■ PETUNJUK PENGERJAAN
a - Tentukan apakah setiap pernyataan berikut sesuai dengan artikel tentang Freeport. Jawab ya atau tidak, lalu kutip kata-kata penentunya dari artikel. (i) Marpaung menilai kehadiran PTFI di Indonesia merugikan. (ii) Kontrak karya PTFI berakhir pada 2021. (iii) Marpaung yakin harga emas akan naik.
b - Sebutkan semua nama tempat, baik kota, kawasan, maupun negara, yang muncul dalam artikel tentang Freeport.
c - Menurut artikel tentang Freeport, berapa perkiraan Marpaung atas nilai aset PTFI tahun ini?

Sabtu 12 Dec 2015 15:00 WIB

Soal Freeport, Mantan Pejabat Ini Sebut tak Mau Nasionalisme Buta

Rep: c14/ Red: Dwi Murdaningsih
Freeport
Freeport

REPUBLIKA.CO.ID, JAKARTA -- Polemik pengusutan atas skandal "Papa Minta Saham" di Majelis Kehormatan Dewan (MKD) mencuatkan usulan pembentukan panitia khusus (pansus) Freeport. Desakan untuk nasionalisasi PT Freeport Indonesia (PTFI) pun juga ikut mengemuka.

Menurut mantan direktur pembinaan dan pengusahaan mineral dan batubara Kementerian ESDM MS Marpaung, wacana pengambilalihan PTFI oleh negara harus didasarkan pada argumentasi yang logis. Jangan hanya didorong semangat nasionalisme yang gegabah.

Sebab, lanjut dia, secara pengusahaan pertambangan, kehadiran PTFI yang sudah puluhan tahun di Indonesia tidak merugikan.

"Ruginya apa? Kita enggak keluar modal," ujar MS Marpaung dalam sebuah diskusi di Cikini, Jakarta, Sabtu (12/12).

Dia melanjutkan, Indonesia bisa saja mengambil alih operasi PT Freeport Indonesia pada saat tenggat waktu kontrak karya PTFI habis pada 2021. Dengan begitu, Indonesia mesti membeli aset-aset PTFI yang tersisa melalui corporate valuation. Marpaung menengarai, nilai aset PTFI mencapai 12-16 miliar dolar AS tahun ini.

Dia juga menjelaskan, tidak ada kepastian bahwa harga emas ke depannya akan naik. Berkaca dari kalkulasi operasional Freeport, pemerintah mesti cermat sebelum nantinya memutuskan apakah PTFI akan diizinkan kembali beroperasi atau tidak pasca tahun 2021.

■ DATA HASIL EKSTRAKSI
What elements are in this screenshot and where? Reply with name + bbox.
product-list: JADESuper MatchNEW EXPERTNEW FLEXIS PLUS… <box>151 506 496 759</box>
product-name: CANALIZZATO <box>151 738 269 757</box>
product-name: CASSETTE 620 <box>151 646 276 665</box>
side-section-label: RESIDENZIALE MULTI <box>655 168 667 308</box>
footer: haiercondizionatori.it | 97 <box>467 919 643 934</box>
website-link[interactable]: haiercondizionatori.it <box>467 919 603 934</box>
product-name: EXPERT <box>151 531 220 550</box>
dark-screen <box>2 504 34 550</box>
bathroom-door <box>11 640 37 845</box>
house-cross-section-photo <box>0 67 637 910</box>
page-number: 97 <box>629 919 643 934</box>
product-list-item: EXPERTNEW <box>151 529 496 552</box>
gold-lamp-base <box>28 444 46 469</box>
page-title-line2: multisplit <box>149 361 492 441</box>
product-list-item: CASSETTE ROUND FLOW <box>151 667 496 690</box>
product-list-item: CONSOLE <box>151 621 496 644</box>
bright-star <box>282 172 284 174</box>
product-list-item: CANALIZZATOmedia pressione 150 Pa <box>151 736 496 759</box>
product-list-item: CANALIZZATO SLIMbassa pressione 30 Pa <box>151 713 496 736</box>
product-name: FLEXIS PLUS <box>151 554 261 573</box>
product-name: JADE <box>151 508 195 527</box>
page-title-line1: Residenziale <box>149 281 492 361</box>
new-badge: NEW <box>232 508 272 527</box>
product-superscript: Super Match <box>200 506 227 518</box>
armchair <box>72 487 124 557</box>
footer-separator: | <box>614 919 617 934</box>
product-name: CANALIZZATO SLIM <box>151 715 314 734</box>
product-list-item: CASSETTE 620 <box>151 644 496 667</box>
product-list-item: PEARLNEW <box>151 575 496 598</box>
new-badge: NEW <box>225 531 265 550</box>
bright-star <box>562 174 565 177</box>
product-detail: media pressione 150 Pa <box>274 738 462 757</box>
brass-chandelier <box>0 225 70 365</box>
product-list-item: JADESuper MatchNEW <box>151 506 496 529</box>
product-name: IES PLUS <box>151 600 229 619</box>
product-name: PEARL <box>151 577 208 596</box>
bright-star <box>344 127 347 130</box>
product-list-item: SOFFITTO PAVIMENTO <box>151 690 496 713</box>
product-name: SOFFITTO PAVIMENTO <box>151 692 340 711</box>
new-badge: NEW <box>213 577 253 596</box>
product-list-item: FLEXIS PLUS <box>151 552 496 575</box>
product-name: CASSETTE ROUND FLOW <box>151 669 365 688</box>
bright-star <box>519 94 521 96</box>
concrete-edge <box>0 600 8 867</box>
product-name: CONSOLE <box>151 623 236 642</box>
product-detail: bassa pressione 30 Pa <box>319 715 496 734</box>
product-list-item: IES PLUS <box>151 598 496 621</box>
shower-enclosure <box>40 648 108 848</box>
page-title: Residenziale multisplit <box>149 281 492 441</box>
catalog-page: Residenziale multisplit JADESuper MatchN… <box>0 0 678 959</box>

■ HASIL TIAP TUGAS
a -
(i) Tidak: "kehadiran PTFI yang sudah puluhan tahun di Indonesia tidak merugikan"
(ii) Ya: "tenggat waktu kontrak karya PTFI habis pada 2021"
(iii) Tidak: "tidak ada kepastian bahwa harga emas ke depannya akan naik"

b - Jakarta, Cikini, Indonesia

c - 12–16 miliar dolar AS.